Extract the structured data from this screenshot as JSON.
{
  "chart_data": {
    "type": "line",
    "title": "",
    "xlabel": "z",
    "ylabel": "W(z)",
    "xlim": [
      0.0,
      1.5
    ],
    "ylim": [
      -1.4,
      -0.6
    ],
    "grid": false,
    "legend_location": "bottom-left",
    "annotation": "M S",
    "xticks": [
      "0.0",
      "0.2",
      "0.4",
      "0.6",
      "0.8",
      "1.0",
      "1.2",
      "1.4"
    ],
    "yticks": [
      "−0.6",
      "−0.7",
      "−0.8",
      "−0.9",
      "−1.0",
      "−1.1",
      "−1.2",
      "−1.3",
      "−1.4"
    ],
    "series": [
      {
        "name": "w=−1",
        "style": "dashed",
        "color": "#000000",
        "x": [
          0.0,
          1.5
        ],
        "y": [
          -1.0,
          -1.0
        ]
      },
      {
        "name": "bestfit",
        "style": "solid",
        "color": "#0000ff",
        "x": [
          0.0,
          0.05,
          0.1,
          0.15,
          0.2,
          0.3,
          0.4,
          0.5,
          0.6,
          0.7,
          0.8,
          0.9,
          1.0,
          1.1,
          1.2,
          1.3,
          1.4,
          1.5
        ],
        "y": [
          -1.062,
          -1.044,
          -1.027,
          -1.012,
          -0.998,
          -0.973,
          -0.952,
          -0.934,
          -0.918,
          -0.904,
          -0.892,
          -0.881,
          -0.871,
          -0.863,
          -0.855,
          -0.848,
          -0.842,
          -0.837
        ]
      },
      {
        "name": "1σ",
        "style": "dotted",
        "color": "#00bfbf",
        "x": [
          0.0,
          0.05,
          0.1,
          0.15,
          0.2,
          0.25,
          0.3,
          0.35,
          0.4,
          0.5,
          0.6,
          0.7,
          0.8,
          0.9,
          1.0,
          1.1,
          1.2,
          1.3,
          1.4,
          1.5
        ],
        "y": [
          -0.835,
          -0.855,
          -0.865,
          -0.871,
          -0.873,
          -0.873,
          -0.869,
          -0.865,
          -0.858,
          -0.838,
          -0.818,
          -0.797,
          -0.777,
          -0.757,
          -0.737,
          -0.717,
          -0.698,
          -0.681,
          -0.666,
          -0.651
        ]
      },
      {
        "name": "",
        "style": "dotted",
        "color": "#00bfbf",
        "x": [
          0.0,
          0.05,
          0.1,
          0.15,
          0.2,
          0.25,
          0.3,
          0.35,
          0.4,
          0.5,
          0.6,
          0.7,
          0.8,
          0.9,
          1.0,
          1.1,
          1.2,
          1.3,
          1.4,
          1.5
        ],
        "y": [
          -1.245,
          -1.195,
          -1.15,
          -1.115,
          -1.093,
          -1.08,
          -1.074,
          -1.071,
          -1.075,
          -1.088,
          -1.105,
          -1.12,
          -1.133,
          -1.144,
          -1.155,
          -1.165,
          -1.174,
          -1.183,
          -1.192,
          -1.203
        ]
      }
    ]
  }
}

WHAT YOU NEED TO DO: Copy each line of the data above that holds "style".

RESULT FOR THIS TASK:
        "style": "dashed",
        "style": "solid",
        "style": "dotted",
        "style": "dotted",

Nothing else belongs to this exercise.